Stored entries:
⁂

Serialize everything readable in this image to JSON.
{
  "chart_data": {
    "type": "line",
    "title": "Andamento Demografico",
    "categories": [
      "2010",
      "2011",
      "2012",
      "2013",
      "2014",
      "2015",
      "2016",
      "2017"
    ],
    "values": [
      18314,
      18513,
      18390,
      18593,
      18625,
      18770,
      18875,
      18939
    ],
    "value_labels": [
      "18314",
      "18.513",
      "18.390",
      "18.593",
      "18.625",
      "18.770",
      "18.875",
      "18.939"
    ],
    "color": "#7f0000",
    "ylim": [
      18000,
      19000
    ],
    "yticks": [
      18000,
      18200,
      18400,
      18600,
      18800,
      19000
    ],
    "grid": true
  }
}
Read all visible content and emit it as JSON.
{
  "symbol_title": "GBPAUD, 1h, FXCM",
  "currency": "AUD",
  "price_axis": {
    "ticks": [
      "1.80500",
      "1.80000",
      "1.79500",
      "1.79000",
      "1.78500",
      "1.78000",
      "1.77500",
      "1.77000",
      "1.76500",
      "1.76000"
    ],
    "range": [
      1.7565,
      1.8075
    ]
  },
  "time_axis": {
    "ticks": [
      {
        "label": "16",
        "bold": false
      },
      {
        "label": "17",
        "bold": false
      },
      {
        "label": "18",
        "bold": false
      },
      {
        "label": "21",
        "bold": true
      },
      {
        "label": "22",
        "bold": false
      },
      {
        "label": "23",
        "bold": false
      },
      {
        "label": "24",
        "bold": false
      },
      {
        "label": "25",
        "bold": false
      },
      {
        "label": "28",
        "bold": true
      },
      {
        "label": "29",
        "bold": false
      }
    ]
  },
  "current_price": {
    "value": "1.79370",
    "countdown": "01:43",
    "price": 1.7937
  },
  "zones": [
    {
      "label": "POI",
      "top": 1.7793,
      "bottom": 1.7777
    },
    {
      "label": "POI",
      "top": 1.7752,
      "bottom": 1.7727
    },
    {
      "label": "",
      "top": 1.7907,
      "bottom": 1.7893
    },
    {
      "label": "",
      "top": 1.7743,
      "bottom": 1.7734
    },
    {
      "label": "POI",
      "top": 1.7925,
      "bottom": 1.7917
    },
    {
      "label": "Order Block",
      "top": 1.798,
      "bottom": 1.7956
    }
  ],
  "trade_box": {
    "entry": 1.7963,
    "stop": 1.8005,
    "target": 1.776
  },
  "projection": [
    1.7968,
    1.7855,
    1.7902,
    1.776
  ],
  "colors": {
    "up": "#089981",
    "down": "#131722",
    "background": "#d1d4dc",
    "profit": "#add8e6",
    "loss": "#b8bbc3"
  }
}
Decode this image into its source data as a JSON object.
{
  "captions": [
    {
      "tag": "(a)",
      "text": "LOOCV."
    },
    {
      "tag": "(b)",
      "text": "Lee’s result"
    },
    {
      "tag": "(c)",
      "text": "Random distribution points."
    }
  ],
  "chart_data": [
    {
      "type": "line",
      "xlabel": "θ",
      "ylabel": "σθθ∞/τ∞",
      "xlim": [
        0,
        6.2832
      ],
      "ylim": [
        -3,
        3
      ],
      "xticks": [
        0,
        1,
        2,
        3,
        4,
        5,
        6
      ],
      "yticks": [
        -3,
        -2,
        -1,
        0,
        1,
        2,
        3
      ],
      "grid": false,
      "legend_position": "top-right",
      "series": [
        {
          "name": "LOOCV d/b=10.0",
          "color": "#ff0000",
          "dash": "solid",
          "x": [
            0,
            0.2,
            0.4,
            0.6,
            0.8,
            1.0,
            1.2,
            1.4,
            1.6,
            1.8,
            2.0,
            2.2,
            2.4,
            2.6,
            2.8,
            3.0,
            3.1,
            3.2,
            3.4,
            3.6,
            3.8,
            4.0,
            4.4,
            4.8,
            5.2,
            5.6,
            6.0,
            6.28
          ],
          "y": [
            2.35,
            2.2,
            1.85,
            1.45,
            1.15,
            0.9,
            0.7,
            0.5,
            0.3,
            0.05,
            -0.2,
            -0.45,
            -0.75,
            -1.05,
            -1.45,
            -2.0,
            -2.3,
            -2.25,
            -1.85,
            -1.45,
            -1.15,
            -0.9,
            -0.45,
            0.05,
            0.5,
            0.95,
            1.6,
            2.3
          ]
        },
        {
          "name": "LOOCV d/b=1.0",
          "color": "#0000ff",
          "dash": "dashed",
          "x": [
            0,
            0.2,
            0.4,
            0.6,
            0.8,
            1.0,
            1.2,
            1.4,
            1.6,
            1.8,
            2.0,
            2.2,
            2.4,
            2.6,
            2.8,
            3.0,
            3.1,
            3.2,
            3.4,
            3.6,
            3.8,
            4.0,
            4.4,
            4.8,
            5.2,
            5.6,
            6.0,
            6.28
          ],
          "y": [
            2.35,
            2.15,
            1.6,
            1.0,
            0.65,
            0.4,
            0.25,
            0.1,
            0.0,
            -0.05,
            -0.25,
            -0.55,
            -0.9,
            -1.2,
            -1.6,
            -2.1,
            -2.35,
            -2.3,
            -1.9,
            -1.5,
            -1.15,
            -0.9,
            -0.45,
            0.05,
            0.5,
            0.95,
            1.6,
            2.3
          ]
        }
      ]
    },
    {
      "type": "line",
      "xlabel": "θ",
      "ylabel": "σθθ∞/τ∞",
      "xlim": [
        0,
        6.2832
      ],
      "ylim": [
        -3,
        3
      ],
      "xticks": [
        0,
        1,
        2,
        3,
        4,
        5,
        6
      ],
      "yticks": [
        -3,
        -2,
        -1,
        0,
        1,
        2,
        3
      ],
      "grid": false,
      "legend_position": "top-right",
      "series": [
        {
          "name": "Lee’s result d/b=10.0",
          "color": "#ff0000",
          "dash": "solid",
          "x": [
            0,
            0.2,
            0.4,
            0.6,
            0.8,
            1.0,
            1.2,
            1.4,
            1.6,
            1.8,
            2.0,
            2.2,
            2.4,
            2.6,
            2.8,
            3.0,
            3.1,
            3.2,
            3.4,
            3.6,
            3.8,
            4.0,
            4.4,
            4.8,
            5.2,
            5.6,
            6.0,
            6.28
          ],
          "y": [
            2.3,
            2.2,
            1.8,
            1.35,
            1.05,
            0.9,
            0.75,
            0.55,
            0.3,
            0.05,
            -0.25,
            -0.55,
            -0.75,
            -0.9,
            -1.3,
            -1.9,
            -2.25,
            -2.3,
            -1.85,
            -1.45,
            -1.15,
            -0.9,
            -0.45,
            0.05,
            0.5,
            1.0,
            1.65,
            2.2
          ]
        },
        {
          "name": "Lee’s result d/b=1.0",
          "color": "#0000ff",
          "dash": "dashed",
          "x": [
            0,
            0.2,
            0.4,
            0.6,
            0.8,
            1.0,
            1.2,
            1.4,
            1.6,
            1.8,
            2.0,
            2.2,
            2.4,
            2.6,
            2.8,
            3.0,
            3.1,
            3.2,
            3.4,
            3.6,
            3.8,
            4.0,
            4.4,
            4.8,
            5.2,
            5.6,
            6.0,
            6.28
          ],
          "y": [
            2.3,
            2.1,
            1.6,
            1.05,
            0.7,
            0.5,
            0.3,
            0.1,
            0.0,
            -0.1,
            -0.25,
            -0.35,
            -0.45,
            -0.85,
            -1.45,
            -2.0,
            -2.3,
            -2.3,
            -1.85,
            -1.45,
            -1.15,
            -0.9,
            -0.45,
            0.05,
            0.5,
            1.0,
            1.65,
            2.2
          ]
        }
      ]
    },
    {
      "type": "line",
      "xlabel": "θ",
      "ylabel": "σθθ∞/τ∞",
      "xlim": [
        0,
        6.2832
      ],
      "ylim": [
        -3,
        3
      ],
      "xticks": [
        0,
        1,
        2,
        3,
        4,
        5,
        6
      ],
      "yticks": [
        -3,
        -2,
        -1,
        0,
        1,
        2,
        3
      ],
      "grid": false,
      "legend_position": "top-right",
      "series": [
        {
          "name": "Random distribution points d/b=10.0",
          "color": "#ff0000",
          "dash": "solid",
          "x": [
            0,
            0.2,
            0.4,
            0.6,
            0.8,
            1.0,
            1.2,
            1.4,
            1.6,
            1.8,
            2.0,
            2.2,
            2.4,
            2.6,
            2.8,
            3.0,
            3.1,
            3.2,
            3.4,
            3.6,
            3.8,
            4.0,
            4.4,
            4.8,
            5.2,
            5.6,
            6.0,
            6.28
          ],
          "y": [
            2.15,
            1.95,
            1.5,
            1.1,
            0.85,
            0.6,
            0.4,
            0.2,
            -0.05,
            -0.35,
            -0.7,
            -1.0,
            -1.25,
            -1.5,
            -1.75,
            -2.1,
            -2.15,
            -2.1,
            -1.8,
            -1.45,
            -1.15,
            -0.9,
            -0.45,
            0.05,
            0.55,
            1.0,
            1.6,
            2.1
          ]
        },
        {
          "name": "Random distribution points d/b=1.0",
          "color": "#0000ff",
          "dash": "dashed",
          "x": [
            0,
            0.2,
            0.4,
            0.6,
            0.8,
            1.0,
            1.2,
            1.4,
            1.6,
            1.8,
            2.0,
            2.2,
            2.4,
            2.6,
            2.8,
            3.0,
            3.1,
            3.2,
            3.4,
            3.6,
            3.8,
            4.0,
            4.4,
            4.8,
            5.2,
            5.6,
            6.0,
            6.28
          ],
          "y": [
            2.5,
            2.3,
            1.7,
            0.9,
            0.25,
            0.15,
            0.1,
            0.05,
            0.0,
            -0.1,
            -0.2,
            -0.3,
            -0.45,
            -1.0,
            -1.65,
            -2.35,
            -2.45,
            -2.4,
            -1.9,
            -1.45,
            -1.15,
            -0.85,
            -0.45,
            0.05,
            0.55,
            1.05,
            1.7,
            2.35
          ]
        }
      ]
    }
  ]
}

⁂

Given task: Identify and copy the lines holding the word "result".

In response:
      "text": "Lee’s result"
          "name": "Lee’s result d/b=10.0",
          "name": "Lee’s result d/b=1.0",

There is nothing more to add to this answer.